[SHORT EXERCISE] Exactly as they appear, output all of the entries.

*** INFORMATION GIVEN

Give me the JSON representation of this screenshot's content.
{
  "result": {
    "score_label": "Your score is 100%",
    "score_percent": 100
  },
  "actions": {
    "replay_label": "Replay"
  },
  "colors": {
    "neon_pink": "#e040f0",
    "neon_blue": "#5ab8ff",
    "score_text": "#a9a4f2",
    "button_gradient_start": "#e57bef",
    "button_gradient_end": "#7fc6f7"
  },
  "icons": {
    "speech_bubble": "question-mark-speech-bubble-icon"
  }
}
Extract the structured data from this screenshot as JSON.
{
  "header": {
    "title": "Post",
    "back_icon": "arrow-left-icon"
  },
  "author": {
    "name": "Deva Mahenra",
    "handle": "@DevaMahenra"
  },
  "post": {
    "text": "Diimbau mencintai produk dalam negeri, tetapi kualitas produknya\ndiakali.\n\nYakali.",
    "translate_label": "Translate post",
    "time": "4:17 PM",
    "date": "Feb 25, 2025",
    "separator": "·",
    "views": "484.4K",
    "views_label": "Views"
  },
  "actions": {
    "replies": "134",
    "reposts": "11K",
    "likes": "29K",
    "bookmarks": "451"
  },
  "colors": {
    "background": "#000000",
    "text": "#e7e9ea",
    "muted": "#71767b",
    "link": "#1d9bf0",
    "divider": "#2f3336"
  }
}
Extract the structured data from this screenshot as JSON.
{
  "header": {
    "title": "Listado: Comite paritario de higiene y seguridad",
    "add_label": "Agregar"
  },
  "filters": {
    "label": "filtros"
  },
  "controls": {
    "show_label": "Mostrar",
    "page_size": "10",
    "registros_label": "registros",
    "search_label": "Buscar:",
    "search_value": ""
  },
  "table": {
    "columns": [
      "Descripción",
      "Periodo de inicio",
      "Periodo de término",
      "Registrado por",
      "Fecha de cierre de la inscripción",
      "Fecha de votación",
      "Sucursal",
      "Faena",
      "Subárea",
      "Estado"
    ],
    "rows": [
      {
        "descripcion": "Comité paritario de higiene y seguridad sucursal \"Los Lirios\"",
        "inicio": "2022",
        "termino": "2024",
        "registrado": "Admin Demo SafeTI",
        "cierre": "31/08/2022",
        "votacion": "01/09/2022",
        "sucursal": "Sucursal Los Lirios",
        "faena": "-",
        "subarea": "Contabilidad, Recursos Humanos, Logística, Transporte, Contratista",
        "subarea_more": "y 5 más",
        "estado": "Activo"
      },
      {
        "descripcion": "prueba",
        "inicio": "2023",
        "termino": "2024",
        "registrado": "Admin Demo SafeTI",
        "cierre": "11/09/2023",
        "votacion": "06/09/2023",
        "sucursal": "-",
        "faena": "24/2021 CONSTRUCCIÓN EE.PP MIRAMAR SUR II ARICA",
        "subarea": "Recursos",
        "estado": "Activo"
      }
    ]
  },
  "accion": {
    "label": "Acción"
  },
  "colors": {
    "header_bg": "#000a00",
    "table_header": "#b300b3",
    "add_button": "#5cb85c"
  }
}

******

[SOLUTION]
Give me the JSON representation of this screenshot's content.
{
  "result": {
    "score_label": "Your score is 100%",
    "score_percent": 100
  },
  "actions": {
    "replay_label": "Replay"
  },
  "colors": {
    "neon_pink": "#e040f0",
    "neon_blue": "#5ab8ff",
    "score_text": "#a9a4f2",
    "button_gradient_start": "#e57bef",
    "button_gradient_end": "#7fc6f7"
  },
  "icons": {
    "speech_bubble": "question-mark-speech-bubble-icon"
  }
}
Extract the structured data from this screenshot as JSON.
{
  "header": {
    "title": "Post",
    "back_icon": "arrow-left-icon"
  },
  "author": {
    "name": "Deva Mahenra",
    "handle": "@DevaMahenra"
  },
  "post": {
    "text": "Diimbau mencintai produk dalam negeri, tetapi kualitas produknya\ndiakali.\n\nYakali.",
    "translate_label": "Translate post",
    "time": "4:17 PM",
    "date": "Feb 25, 2025",
    "separator": "·",
    "views": "484.4K",
    "views_label": "Views"
  },
  "actions": {
    "replies": "134",
    "reposts": "11K",
    "likes": "29K",
    "bookmarks": "451"
  },
  "colors": {
    "background": "#000000",
    "text": "#e7e9ea",
    "muted": "#71767b",
    "link": "#1d9bf0",
    "divider": "#2f3336"
  }
}
Extract the structured data from this screenshot as JSON.
{
  "header": {
    "title": "Listado: Comite paritario de higiene y seguridad",
    "add_label": "Agregar"
  },
  "filters": {
    "label": "filtros"
  },
  "controls": {
    "show_label": "Mostrar",
    "page_size": "10",
    "registros_label": "registros",
    "search_label": "Buscar:",
    "search_value": ""
  },
  "table": {
    "columns": [
      "Descripción",
      "Periodo de inicio",
      "Periodo de término",
      "Registrado por",
      "Fecha de cierre de la inscripción",
      "Fecha de votación",
      "Sucursal",
      "Faena",
      "Subárea",
      "Estado"
    ],
    "rows": [
      {
        "descripcion": "Comité paritario de higiene y seguridad sucursal \"Los Lirios\"",
        "inicio": "2022",
        "termino": "2024",
        "registrado": "Admin Demo SafeTI",
        "cierre": "31/08/2022",
        "votacion": "01/09/2022",
        "sucursal": "Sucursal Los Lirios",
        "faena": "-",
        "subarea": "Contabilidad, Recursos Humanos, Logística, Transporte, Contratista",
        "subarea_more": "y 5 más",
        "estado": "Activo"
      },
      {
        "descripcion": "prueba",
        "inicio": "2023",
        "termino": "2024",
        "registrado": "Admin Demo SafeTI",
        "cierre": "11/09/2023",
        "votacion": "06/09/2023",
        "sucursal": "-",
        "faena": "24/2021 CONSTRUCCIÓN EE.PP MIRAMAR SUR II ARICA",
        "subarea": "Recursos",
        "estado": "Activo"
      }
    ]
  },
  "accion": {
    "label": "Acción"
  },
  "colors": {
    "header_bg": "#000a00",
    "table_header": "#b300b3",
    "add_button": "#5cb85c"
  }
}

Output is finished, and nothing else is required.